● Directions: Spot each line that carries the word "visit"; copy those lines.

● Data for this exercise:
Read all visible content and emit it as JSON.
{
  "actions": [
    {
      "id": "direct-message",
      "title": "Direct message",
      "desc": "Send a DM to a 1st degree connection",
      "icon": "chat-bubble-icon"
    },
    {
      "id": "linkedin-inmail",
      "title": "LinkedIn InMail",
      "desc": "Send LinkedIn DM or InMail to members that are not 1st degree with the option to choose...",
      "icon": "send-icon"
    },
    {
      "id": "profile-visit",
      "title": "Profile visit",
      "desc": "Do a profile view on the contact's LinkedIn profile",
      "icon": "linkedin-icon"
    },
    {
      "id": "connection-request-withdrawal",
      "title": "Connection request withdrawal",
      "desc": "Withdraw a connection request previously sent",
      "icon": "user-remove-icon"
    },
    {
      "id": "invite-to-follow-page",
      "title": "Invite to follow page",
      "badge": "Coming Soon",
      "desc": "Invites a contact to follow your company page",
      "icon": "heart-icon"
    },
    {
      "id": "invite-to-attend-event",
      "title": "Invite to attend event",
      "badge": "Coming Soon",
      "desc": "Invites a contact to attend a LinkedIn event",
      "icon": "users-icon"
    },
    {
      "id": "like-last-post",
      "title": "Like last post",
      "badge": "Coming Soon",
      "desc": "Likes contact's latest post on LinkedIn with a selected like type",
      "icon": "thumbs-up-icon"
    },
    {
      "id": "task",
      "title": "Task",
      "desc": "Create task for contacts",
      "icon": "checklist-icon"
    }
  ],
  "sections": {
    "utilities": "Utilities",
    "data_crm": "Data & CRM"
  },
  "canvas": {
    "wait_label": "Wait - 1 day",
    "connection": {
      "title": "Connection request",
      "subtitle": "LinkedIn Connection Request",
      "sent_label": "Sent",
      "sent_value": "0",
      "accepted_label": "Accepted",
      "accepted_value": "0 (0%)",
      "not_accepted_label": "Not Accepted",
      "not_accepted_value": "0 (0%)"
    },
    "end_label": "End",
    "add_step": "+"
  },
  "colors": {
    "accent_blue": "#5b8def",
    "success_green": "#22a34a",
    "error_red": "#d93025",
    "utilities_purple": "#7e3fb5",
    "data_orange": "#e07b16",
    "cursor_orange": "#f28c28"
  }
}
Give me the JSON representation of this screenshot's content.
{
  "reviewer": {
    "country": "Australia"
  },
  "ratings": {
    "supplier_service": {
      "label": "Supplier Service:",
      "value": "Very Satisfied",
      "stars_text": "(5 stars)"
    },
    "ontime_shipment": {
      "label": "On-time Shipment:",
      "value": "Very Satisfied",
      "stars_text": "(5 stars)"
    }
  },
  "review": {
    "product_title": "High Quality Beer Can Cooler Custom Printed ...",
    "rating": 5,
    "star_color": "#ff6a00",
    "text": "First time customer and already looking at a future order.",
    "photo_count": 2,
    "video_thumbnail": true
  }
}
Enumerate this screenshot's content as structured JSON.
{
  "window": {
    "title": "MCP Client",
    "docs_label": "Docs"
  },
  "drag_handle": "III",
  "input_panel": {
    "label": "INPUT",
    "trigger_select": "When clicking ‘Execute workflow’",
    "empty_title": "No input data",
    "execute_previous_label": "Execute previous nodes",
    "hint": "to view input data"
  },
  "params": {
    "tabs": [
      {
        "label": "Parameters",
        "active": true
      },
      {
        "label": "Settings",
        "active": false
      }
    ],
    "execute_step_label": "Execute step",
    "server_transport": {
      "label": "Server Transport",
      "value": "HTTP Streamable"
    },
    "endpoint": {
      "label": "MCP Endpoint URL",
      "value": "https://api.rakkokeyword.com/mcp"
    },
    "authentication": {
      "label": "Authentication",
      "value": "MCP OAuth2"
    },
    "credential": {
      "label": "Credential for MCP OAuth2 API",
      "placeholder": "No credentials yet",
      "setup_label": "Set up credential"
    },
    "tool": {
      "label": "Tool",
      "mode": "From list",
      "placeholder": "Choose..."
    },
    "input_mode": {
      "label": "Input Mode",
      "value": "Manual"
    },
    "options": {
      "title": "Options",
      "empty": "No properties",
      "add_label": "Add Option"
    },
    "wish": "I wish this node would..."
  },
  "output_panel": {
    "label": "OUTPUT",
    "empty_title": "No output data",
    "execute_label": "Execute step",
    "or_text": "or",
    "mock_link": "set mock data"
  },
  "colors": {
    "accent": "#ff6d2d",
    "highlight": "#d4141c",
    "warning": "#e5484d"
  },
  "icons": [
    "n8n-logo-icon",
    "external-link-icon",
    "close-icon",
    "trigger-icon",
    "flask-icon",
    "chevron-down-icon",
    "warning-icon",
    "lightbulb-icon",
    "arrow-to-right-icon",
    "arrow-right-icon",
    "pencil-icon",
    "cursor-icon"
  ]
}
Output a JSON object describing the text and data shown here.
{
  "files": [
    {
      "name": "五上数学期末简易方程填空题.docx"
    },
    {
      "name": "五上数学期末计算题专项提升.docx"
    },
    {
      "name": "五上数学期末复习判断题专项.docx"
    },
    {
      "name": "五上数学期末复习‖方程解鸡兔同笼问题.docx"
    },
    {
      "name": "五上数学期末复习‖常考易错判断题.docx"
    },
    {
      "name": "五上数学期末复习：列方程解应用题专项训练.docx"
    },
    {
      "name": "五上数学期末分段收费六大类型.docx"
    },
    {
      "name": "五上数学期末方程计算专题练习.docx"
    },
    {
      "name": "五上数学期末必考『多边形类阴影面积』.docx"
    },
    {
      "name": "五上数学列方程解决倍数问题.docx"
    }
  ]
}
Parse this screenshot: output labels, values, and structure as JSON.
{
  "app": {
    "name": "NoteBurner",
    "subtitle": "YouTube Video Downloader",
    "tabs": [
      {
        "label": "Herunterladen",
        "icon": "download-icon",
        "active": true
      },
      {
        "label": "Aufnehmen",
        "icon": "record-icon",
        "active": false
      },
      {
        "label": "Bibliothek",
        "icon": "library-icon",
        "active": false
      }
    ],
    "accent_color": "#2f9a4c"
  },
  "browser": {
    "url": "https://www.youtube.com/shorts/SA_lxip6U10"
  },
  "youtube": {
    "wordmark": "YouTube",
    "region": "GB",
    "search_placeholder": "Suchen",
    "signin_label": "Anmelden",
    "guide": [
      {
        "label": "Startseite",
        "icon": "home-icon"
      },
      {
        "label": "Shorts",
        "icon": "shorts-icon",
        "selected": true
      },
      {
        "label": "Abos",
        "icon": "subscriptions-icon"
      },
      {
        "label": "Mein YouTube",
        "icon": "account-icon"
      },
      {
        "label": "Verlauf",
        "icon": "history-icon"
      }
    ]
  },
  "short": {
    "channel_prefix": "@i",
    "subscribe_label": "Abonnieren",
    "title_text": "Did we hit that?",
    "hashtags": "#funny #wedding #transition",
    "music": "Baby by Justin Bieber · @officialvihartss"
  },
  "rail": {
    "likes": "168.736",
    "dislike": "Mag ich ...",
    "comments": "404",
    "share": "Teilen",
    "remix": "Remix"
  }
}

● Answer for this exercise:
      "id": "profile-visit",
      "title": "Profile visit",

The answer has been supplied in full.